DESCRIPTION OF THE TASK: Copy out every line in the entries below that contains the string "instruction". Matching is case-sensitive.

INPUT:
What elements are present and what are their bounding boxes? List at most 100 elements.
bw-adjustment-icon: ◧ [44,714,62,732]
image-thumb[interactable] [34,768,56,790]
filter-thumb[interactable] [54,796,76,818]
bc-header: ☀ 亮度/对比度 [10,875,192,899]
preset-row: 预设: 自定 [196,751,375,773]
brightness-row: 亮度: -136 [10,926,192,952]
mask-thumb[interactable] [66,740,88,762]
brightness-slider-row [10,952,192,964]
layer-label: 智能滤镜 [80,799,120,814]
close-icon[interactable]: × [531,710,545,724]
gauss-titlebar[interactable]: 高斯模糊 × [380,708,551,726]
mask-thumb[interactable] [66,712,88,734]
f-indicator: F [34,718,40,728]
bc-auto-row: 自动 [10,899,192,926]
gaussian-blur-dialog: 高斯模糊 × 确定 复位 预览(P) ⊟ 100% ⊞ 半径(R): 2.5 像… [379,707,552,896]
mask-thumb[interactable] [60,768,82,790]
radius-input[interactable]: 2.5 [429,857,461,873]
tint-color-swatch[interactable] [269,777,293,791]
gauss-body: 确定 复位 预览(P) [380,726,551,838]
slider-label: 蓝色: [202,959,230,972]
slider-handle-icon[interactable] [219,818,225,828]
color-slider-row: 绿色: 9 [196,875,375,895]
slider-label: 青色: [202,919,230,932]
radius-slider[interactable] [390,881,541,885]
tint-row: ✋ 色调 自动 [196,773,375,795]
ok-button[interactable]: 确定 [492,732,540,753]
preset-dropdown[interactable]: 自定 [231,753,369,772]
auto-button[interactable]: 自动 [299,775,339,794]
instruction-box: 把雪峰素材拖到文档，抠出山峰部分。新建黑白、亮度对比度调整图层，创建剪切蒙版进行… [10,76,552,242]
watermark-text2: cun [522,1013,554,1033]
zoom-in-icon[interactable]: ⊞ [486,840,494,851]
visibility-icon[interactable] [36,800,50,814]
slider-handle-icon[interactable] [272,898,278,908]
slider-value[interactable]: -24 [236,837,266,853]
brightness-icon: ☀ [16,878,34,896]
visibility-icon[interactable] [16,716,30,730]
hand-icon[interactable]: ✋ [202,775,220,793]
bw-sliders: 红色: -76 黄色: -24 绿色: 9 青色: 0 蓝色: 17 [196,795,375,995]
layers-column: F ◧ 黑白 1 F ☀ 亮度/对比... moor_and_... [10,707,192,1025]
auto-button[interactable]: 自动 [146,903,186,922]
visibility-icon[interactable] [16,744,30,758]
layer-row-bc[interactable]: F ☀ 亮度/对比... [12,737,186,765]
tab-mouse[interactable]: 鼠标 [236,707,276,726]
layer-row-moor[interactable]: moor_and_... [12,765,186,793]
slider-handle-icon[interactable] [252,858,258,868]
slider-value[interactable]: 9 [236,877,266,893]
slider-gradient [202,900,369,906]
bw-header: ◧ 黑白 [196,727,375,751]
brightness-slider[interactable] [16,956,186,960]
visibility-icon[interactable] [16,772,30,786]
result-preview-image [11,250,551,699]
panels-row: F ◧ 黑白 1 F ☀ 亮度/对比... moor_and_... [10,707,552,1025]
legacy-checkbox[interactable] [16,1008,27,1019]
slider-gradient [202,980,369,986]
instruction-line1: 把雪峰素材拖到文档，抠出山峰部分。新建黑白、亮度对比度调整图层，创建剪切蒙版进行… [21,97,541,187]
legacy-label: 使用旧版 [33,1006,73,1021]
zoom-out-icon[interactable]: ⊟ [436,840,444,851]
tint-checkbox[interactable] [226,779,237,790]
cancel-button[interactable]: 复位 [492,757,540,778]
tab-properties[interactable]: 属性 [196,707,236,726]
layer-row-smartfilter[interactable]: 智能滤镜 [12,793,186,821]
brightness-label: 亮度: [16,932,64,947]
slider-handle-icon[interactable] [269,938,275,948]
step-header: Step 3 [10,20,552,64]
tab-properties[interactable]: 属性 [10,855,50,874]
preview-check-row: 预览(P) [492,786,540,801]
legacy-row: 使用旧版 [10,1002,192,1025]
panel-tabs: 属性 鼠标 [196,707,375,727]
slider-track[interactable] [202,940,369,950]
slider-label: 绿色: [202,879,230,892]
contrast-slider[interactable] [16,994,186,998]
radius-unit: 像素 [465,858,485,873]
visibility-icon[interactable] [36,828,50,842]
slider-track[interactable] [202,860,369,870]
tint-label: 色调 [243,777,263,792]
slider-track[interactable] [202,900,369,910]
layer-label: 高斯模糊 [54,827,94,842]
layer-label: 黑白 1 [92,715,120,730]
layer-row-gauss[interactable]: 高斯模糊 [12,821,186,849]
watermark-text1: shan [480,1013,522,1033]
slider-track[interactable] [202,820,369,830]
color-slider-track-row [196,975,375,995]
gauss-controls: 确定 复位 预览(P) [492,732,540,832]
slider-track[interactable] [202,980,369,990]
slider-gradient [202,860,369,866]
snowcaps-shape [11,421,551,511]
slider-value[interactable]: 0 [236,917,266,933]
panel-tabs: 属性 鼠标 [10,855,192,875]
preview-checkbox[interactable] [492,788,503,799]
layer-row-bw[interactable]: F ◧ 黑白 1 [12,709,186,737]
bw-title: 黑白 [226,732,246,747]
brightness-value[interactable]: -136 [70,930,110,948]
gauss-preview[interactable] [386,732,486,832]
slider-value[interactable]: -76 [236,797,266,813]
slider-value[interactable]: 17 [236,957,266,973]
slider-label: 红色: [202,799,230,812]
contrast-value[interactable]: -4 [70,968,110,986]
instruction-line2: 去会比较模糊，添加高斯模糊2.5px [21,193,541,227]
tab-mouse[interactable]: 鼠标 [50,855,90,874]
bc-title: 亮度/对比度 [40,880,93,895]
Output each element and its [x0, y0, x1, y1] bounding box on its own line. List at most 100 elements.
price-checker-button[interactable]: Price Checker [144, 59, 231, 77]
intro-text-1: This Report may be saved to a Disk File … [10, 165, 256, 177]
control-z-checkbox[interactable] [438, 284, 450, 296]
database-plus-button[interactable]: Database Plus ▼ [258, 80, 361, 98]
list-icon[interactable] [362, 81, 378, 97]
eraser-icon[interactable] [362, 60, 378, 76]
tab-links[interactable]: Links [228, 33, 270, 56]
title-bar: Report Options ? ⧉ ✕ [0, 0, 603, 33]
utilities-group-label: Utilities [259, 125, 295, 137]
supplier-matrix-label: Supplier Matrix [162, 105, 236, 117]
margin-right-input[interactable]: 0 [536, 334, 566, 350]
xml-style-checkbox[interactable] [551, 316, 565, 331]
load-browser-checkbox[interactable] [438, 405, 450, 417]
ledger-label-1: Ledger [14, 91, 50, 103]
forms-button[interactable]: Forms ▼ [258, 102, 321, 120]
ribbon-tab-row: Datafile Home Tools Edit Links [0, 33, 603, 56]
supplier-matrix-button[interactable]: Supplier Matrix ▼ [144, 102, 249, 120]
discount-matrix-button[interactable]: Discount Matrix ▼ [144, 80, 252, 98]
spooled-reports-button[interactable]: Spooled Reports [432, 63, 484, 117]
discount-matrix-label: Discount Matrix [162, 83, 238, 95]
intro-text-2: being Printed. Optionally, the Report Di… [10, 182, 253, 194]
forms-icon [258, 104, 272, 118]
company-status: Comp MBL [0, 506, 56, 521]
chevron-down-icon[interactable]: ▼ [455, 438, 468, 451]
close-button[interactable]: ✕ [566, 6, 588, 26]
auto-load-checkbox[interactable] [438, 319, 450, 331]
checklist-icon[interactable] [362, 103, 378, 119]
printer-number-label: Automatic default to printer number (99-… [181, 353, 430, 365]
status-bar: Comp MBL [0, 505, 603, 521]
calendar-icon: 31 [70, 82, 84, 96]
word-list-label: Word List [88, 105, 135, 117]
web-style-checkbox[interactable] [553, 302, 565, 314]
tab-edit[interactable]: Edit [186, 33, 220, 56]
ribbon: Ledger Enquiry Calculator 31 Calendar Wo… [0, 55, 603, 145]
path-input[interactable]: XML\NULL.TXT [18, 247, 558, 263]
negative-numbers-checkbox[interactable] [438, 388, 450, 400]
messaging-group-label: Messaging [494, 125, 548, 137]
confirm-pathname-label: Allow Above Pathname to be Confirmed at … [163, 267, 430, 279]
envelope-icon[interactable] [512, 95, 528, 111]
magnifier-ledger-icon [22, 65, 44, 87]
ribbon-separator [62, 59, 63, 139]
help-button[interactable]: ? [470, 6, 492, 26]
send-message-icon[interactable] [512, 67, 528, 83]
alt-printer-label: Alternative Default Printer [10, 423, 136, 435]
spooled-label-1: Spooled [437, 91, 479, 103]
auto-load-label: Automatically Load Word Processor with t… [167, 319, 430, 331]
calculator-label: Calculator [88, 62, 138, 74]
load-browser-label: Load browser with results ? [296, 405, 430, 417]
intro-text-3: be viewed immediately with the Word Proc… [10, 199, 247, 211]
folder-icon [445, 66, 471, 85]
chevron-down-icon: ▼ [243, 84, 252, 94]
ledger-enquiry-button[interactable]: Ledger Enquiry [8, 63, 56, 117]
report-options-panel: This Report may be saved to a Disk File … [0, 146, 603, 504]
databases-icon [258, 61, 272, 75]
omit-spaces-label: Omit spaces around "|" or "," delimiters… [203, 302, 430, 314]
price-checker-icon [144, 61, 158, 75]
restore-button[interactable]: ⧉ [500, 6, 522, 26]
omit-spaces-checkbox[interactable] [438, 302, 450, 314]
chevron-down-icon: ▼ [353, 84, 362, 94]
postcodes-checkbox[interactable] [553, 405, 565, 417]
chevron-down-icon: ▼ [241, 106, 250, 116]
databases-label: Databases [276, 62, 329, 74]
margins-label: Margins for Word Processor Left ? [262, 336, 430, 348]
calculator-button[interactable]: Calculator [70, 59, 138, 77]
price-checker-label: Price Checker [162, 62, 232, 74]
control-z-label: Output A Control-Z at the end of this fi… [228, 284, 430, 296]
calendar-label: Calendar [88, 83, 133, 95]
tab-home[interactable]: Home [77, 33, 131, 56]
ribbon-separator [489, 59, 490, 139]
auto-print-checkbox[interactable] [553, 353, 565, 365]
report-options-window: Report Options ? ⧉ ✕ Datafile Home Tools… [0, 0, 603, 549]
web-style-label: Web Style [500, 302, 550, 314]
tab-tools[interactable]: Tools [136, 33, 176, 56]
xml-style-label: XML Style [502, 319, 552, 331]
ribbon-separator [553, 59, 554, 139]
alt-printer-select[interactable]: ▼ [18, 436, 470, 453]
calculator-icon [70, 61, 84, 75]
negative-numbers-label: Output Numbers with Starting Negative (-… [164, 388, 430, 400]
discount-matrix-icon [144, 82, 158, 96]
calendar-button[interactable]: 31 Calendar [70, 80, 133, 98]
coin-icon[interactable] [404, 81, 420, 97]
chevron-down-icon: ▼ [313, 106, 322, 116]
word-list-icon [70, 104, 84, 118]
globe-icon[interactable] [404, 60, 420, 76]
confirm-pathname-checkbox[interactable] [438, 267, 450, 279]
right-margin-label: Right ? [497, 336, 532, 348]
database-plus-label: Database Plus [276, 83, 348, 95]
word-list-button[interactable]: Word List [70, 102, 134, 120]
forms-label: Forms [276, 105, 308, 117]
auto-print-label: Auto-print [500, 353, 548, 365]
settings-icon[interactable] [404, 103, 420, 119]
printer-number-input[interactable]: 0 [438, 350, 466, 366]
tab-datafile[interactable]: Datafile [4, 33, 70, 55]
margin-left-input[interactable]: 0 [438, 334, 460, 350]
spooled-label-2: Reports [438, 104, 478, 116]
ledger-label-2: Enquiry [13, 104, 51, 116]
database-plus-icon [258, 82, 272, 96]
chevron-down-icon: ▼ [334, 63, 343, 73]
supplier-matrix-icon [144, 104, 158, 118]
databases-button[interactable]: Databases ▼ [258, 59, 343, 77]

THE COMPLETED TASK:
instruction-box: 把雪峰素材拖到文档，抠出山峰部分。新建黑白、亮度对比度调整图层，创建剪切蒙版进行… [10,76,552,242]
instruction-line1: 把雪峰素材拖到文档，抠出山峰部分。新建黑白、亮度对比度调整图层，创建剪切蒙版进行… [21,97,541,187]
instruction-line2: 去会比较模糊，添加高斯模糊2.5px [21,193,541,227]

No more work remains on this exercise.